(Extracted data entries)

· · · · · · ·

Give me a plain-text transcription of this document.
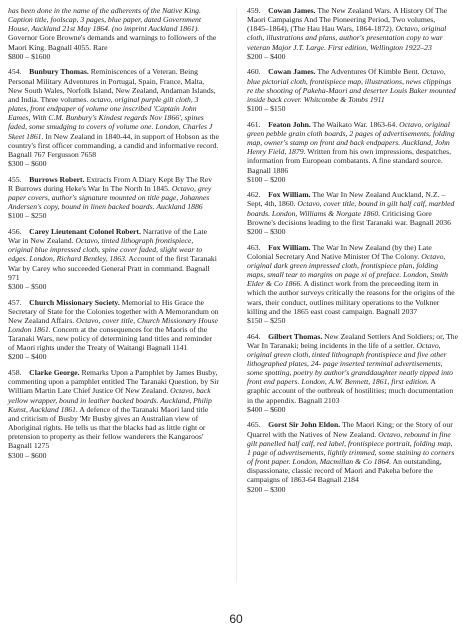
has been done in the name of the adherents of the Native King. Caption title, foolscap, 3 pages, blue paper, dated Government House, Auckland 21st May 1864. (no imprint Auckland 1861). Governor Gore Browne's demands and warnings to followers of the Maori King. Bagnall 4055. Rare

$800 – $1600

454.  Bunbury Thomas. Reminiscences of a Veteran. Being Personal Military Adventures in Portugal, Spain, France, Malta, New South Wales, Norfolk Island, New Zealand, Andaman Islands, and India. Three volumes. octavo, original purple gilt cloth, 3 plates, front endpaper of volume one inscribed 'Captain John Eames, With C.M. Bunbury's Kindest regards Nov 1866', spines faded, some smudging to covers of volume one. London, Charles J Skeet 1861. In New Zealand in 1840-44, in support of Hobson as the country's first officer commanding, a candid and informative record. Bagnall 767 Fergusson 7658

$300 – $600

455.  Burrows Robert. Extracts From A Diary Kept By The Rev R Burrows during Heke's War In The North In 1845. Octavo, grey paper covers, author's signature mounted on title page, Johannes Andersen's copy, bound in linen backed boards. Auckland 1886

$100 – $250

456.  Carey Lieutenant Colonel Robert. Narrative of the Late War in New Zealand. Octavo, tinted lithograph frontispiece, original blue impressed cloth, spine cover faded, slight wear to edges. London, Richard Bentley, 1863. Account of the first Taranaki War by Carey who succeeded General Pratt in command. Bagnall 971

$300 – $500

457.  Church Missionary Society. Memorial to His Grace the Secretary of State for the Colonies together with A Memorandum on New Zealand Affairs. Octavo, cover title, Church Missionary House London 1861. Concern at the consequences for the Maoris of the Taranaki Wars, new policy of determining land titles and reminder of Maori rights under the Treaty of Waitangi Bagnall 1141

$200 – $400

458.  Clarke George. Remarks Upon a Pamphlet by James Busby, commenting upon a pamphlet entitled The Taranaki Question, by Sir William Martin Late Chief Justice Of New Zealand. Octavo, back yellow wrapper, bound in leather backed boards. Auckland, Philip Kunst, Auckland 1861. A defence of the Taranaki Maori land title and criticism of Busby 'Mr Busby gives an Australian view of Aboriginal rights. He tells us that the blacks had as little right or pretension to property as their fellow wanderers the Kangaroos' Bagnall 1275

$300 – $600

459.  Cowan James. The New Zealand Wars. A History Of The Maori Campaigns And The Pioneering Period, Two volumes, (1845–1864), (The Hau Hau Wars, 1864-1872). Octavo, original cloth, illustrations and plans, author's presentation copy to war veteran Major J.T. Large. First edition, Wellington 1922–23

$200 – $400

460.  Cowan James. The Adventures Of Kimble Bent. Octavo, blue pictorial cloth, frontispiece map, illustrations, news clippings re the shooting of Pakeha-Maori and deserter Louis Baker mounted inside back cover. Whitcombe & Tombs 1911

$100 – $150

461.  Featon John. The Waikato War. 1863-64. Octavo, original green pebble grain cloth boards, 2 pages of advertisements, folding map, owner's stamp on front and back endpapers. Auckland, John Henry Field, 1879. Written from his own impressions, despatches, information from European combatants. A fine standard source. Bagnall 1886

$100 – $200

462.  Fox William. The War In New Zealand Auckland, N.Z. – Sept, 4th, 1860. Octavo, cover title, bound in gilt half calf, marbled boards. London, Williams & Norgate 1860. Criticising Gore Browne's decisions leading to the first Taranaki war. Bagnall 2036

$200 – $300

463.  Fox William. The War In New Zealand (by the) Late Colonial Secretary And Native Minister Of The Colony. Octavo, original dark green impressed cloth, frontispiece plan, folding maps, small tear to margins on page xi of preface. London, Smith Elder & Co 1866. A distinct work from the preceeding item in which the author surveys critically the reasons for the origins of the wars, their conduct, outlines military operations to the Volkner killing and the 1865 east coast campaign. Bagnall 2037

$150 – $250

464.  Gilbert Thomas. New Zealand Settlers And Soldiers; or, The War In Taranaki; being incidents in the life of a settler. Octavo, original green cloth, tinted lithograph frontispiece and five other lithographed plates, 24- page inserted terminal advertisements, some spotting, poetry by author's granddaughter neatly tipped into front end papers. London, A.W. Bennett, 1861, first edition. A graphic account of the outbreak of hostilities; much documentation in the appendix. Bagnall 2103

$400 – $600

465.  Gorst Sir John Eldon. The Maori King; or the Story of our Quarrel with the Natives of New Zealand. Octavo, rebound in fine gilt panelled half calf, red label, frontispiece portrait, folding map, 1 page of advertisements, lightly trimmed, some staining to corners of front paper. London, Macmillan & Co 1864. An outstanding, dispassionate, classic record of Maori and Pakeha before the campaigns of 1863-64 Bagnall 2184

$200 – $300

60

· · · · · · ·

▸ **What you have to do**: Every record must be copied exactly, with images dropped from the result.

▸ **Exercise output**:
Give me a plain-text transcription of this document.
has been done in the name of the adherents of the Native King. Caption title, foolscap, 3 pages, blue paper, dated Government House, Auckland 21st May 1864. (no imprint Auckland 1861). Governor Gore Browne's demands and warnings to followers of the Maori King. Bagnall 4055. Rare

$800 – $1600

454.  Bunbury Thomas. Reminiscences of a Veteran. Being Personal Military Adventures in Portugal, Spain, France, Malta, New South Wales, Norfolk Island, New Zealand, Andaman Islands, and India. Three volumes. octavo, original purple gilt cloth, 3 plates, front endpaper of volume one inscribed 'Captain John Eames, With C.M. Bunbury's Kindest regards Nov 1866', spines faded, some smudging to covers of volume one. London, Charles J Skeet 1861. In New Zealand in 1840-44, in support of Hobson as the country's first officer commanding, a candid and informative record. Bagnall 767 Fergusson 7658

$300 – $600

455.  Burrows Robert. Extracts From A Diary Kept By The Rev R Burrows during Heke's War In The North In 1845. Octavo, grey paper covers, author's signature mounted on title page, Johannes Andersen's copy, bound in linen backed boards. Auckland 1886

$100 – $250

456.  Carey Lieutenant Colonel Robert. Narrative of the Late War in New Zealand. Octavo, tinted lithograph frontispiece, original blue impressed cloth, spine cover faded, slight wear to edges. London, Richard Bentley, 1863. Account of the first Taranaki War by Carey who succeeded General Pratt in command. Bagnall 971

$300 – $500

457.  Church Missionary Society. Memorial to His Grace the Secretary of State for the Colonies together with A Memorandum on New Zealand Affairs. Octavo, cover title, Church Missionary House London 1861. Concern at the consequences for the Maoris of the Taranaki Wars, new policy of determining land titles and reminder of Maori rights under the Treaty of Waitangi Bagnall 1141

$200 – $400

458.  Clarke George. Remarks Upon a Pamphlet by James Busby, commenting upon a pamphlet entitled The Taranaki Question, by Sir William Martin Late Chief Justice Of New Zealand. Octavo, back yellow wrapper, bound in leather backed boards. Auckland, Philip Kunst, Auckland 1861. A defence of the Taranaki Maori land title and criticism of Busby 'Mr Busby gives an Australian view of Aboriginal rights. He tells us that the blacks had as little right or pretension to property as their fellow wanderers the Kangaroos' Bagnall 1275

$300 – $600

459.  Cowan James. The New Zealand Wars. A History Of The Maori Campaigns And The Pioneering Period, Two volumes, (1845–1864), (The Hau Hau Wars, 1864-1872). Octavo, original cloth, illustrations and plans, author's presentation copy to war veteran Major J.T. Large. First edition, Wellington 1922–23

$200 – $400

460.  Cowan James. The Adventures Of Kimble Bent. Octavo, blue pictorial cloth, frontispiece map, illustrations, news clippings re the shooting of Pakeha-Maori and deserter Louis Baker mounted inside back cover. Whitcombe & Tombs 1911

$100 – $150

461.  Featon John. The Waikato War. 1863-64. Octavo, original green pebble grain cloth boards, 2 pages of advertisements, folding map, owner's stamp on front and back endpapers. Auckland, John Henry Field, 1879. Written from his own impressions, despatches, information from European combatants. A fine standard source. Bagnall 1886

$100 – $200

462.  Fox William. The War In New Zealand Auckland, N.Z. – Sept, 4th, 1860. Octavo, cover title, bound in gilt half calf, marbled boards. London, Williams & Norgate 1860. Criticising Gore Browne's decisions leading to the first Taranaki war. Bagnall 2036

$200 – $300

463.  Fox William. The War In New Zealand (by the) Late Colonial Secretary And Native Minister Of The Colony. Octavo, original dark green impressed cloth, frontispiece plan, folding maps, small tear to margins on page xi of preface. London, Smith Elder & Co 1866. A distinct work from the preceeding item in which the author surveys critically the reasons for the origins of the wars, their conduct, outlines military operations to the Volkner killing and the 1865 east coast campaign. Bagnall 2037

$150 – $250

464.  Gilbert Thomas. New Zealand Settlers And Soldiers; or, The War In Taranaki; being incidents in the life of a settler. Octavo, original green cloth, tinted lithograph frontispiece and five other lithographed plates, 24- page inserted terminal advertisements, some spotting, poetry by author's granddaughter neatly tipped into front end papers. London, A.W. Bennett, 1861, first edition. A graphic account of the outbreak of hostilities; much documentation in the appendix. Bagnall 2103

$400 – $600

465.  Gorst Sir John Eldon. The Maori King; or the Story of our Quarrel with the Natives of New Zealand. Octavo, rebound in fine gilt panelled half calf, red label, frontispiece portrait, folding map, 1 page of advertisements, lightly trimmed, some staining to corners of front paper. London, Macmillan & Co 1864. An outstanding, dispassionate, classic record of Maori and Pakeha before the campaigns of 1863-64 Bagnall 2184

$200 – $300

60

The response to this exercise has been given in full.